Antonio Skármeta mostra o valor do voto em “O dia em que a poesia derrotou um ditador”

Publicado originalmente em 2011 no Chile como Los días del arco iris — um título, aliás, muito melhor —, O dia em que a poesia derrotou um ditador é um romance do escritor chileno Antonio Skármeta publicado no Brasil em 2021 pela editora Record que conta a história de duas famílias atravessadas pelos traumas da ditadura chilena comandada por Augusto Pinochet.

Em 1988 conhecemos Nicômaco “Nico” Santos, um adolescente de 18 anos que presencia o pai, um professor de filosofia, ser preso durante a aula por funcionários do exército comandado pelo ditador Pinochet. Paralelamente, conhecemos Adrián Bettini, um dos maiores publicitários do Chile — e pai de Patrícia, namorada de Nico —, mas que por ser da extrema esquerda, não consegue exercer sua profissão.

Em determinado momento, Pinochet, por pressão internacional, decide tentar suavizar sua imagem, e autoriza novas eleições, em que os cidadãos poderão votar se querem ou não continuar vivendo em uma ditadura. Um dos secretários do governo oferece a Adrián uma proposta irrecusável: por um salário escolhido por ele, ele deverá usar seu talento como publicitário para criar a campanha de reeleição de Pinochet.

Antonio Skármeta. Créditos: Biblioteca Municipal da Marinha Grande

É uma questão que, a princípio, parece ser fácil de ser respondida. Mas se pararmos para pensar, não é tão simples assim. Adrián pode ter o salário que quiser, mas para isso deverá ir contra a sua ideologia política. Pior, se recusar a oferta, será que ele não será torturado e assassinado como muitos outros? Existe ainda uma terceira opção: quem garante que em caso de derrota nas urnas, Pinochet, que comandava o país após 15 anos de golpe, iria simplesmente abaixar a cabeça e sair de cena sem tentar um novo golpe?

DADOS FORNECIDOS
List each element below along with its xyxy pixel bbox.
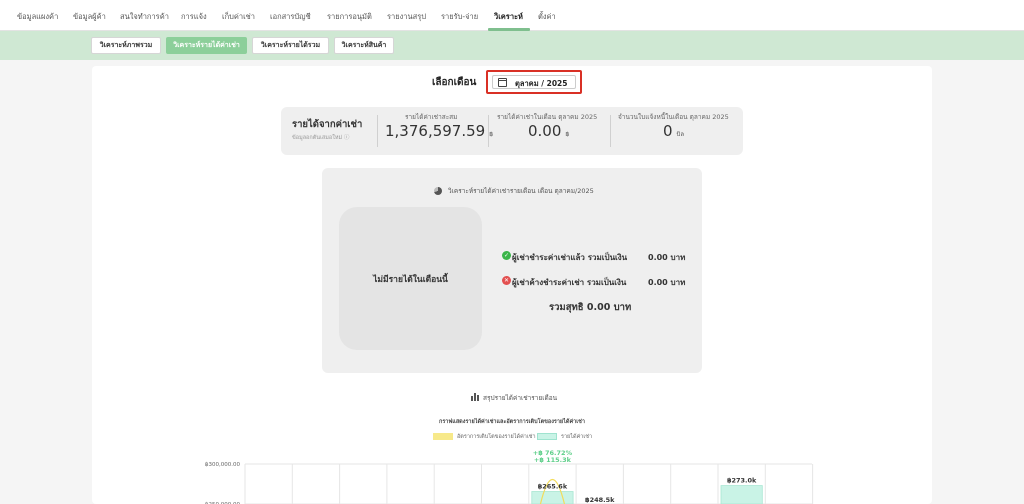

TAREFAS A REALIZAR
**a.** Reproduza o trecho do texto sobre o romance de Skármeta que vai de "Publicado originalmente em" até "exercer sua profissão.", inclusive.
**b.** Segundo o texto sobre o romance de Skármeta, em que ano o livro foi publicado no Brasil?
**c.** Por favor, retome o texto sobre o romance de Skármeta a partir do ponto em que ele para.
A listagem não tem relação com o texto sobre o romance de Skármeta.

RESULTADOS
**a.**
Publicado originalmente em 2011 no Chile como Los días del arco iris — um título, aliás, muito melhor —, O dia em que a poesia derrotou um ditador é um romance do escritor chileno Antonio Skármeta publicado no Brasil em 2021 pela editora Record que conta a história de duas famílias atravessadas pelos traumas da ditadura chilena comandada por Augusto Pinochet.

Em 1988 conhecemos Nicômaco “Nico” Santos, um adolescente de 18 anos que presencia o pai, um professor de filosofia, ser preso durante a aula por funcionários do exército comandado pelo ditador Pinochet. Paralelamente, conhecemos Adrián Bettini, um dos maiores publicitários do Chile — e pai de Patrícia, namorada de Nico —, mas que por ser da extrema esquerda, não consegue exercer sua profissão.

**b.** Em 2021.

**c.**
Com capítulos curtos e uma leitura absurdamente dinâmica, o autor alterna entre as duas famílias enquanto cada membro lida ao seu modo com os acontecimentos diários, sejam eles peças teatrais da escola, discussões intelectuais acerca de Shakespeare, mortos e torturados, ou simplesmente bandas internacionais que faziam sucesso na década de 80. De modo orgânico, por exemplo, Skármeta sabe exatamente quando abandonar um capítulo focado em Adrián e direcionar a atenção do leitor ao drama familiar de Nico, que precisa ao mesmo tempo manter a calma enquanto não encontra notícias sobre o paradeiro do pai.

Algo interessante é que apesar de ser o acontecimento que move a trama, o desaparecimento de Santos parece ir perdendo importância a cada capítulo. Sim, obviamente os personagens ainda estão preocupados com o paradeiro do sujeito, mas no melhor estilo L’Avventura (soberbo filme dirigido pelo italiano Michelangelo Antonioni em 1960, onde o desaparecimento da protagonista move a trama), até mesmo a preocupação dos amigos e familiares parece desaparecer. Em outras palavras, o desaparecimento do pai de Nico se transforma em uma espécie de MacGuffin literário.

O dia em que a poesia derrotou um ditador (traduzido por Luís Carlos Cabral) aborda temas importantíssimos que podem, infelizmente, ser trazidos para o contexto político brasileiro. Skármeta trata o voto — e o direito a ele — com a devida importância, visto que é apenas através do voto que podemos tentar melhorar o rumo do futuro do país em que vivemos — seja ele qual for.